▸ **AVAILABLE RECORDS**
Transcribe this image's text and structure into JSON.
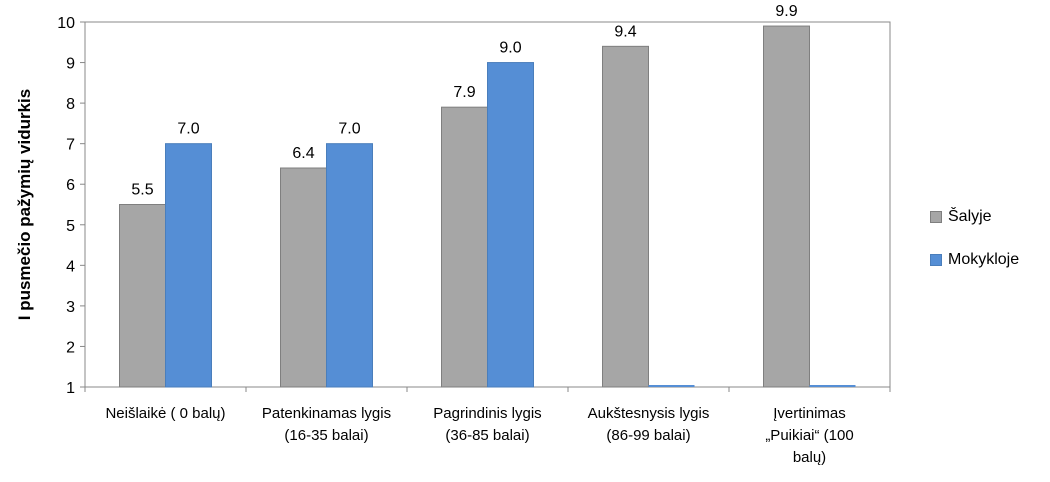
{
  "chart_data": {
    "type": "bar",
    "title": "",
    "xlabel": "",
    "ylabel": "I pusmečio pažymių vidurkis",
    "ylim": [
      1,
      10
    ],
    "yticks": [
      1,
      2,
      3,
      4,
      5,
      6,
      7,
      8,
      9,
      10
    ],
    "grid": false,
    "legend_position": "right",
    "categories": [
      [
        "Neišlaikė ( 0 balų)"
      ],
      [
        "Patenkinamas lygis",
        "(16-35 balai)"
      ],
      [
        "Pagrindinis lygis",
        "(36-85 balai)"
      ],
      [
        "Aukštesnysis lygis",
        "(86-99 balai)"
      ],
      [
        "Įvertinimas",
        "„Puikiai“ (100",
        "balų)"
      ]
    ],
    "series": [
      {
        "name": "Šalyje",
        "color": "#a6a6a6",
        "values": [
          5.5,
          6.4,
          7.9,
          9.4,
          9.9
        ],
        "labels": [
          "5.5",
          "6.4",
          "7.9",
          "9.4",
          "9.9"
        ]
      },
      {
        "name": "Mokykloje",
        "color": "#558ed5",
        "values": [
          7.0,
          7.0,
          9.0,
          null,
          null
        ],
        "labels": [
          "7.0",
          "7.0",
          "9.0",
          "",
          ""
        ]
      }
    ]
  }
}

▸ **TASK TO COMPLETE**
Repeat each line of the records above exactly, but do not copy the pictures.

▸ **REPLY**
Transcribe this image's text and structure into JSON.
{
  "chart_data": {
    "type": "bar",
    "title": "",
    "xlabel": "",
    "ylabel": "I pusmečio pažymių vidurkis",
    "ylim": [
      1,
      10
    ],
    "yticks": [
      1,
      2,
      3,
      4,
      5,
      6,
      7,
      8,
      9,
      10
    ],
    "grid": false,
    "legend_position": "right",
    "categories": [
      [
        "Neišlaikė ( 0 balų)"
      ],
      [
        "Patenkinamas lygis",
        "(16-35 balai)"
      ],
      [
        "Pagrindinis lygis",
        "(36-85 balai)"
      ],
      [
        "Aukštesnysis lygis",
        "(86-99 balai)"
      ],
      [
        "Įvertinimas",
        "„Puikiai“ (100",
        "balų)"
      ]
    ],
    "series": [
      {
        "name": "Šalyje",
        "color": "#a6a6a6",
        "values": [
          5.5,
          6.4,
          7.9,
          9.4,
          9.9
        ],
        "labels": [
          "5.5",
          "6.4",
          "7.9",
          "9.4",
          "9.9"
        ]
      },
      {
        "name": "Mokykloje",
        "color": "#558ed5",
        "values": [
          7.0,
          7.0,
          9.0,
          null,
          null
        ],
        "labels": [
          "7.0",
          "7.0",
          "9.0",
          "",
          ""
        ]
      }
    ]
  }
}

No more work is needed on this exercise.